** START DATA TO PROCESS **
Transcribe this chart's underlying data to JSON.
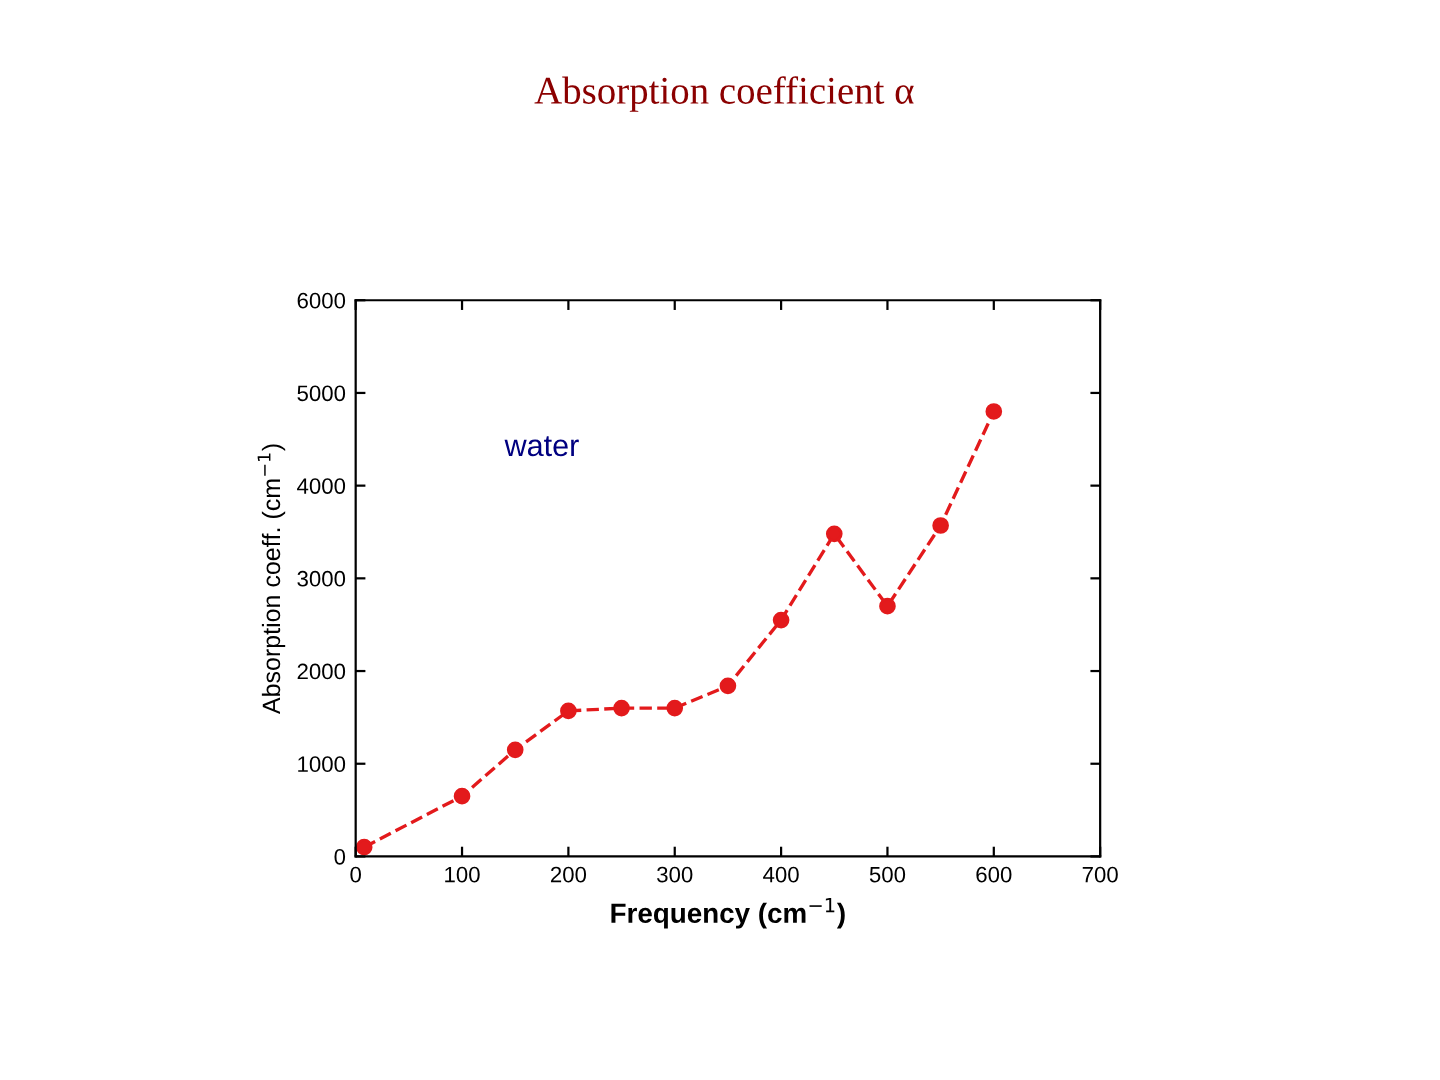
{
  "chart_data": {
    "type": "line",
    "title": "Absorption coefficient α",
    "xlabel": "Frequency (cm$^{−1}$)",
    "ylabel": "Absorption coeff. (cm$^{−1}$)",
    "annotations": [
      "water"
    ],
    "x": [
      8,
      100,
      150,
      200,
      250,
      300,
      350,
      400,
      450,
      500,
      550,
      600
    ],
    "series": [
      {
        "color": "#e31a1c",
        "values": [
          100,
          650,
          1150,
          1570,
          1600,
          1600,
          1840,
          2550,
          3480,
          2700,
          3570,
          4800
        ]
      }
    ],
    "xlim": [
      0,
      700
    ],
    "ylim": [
      0,
      6000
    ],
    "xticks": [
      0,
      100,
      200,
      300,
      400,
      500,
      600,
      700
    ],
    "yticks": [
      0,
      1000,
      2000,
      3000,
      4000,
      5000,
      6000
    ],
    "grid": false,
    "legend": false,
    "marker": "circle",
    "line_style": "dashed"
  }
}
** END DATA TO PROCESS **
**TASK TO COMPLETE**
Exclude the pictures. Write out the remaining data exactly.

**RESULT FOR THIS EXERCISE**
Transcribe this chart's underlying data to JSON.
{
  "chart_data": {
    "type": "line",
    "title": "Absorption coefficient α",
    "xlabel": "Frequency (cm$^{−1}$)",
    "ylabel": "Absorption coeff. (cm$^{−1}$)",
    "annotations": [
      "water"
    ],
    "x": [
      8,
      100,
      150,
      200,
      250,
      300,
      350,
      400,
      450,
      500,
      550,
      600
    ],
    "series": [
      {
        "color": "#e31a1c",
        "values": [
          100,
          650,
          1150,
          1570,
          1600,
          1600,
          1840,
          2550,
          3480,
          2700,
          3570,
          4800
        ]
      }
    ],
    "xlim": [
      0,
      700
    ],
    "ylim": [
      0,
      6000
    ],
    "xticks": [
      0,
      100,
      200,
      300,
      400,
      500,
      600,
      700
    ],
    "yticks": [
      0,
      1000,
      2000,
      3000,
      4000,
      5000,
      6000
    ],
    "grid": false,
    "legend": false,
    "marker": "circle",
    "line_style": "dashed"
  }
}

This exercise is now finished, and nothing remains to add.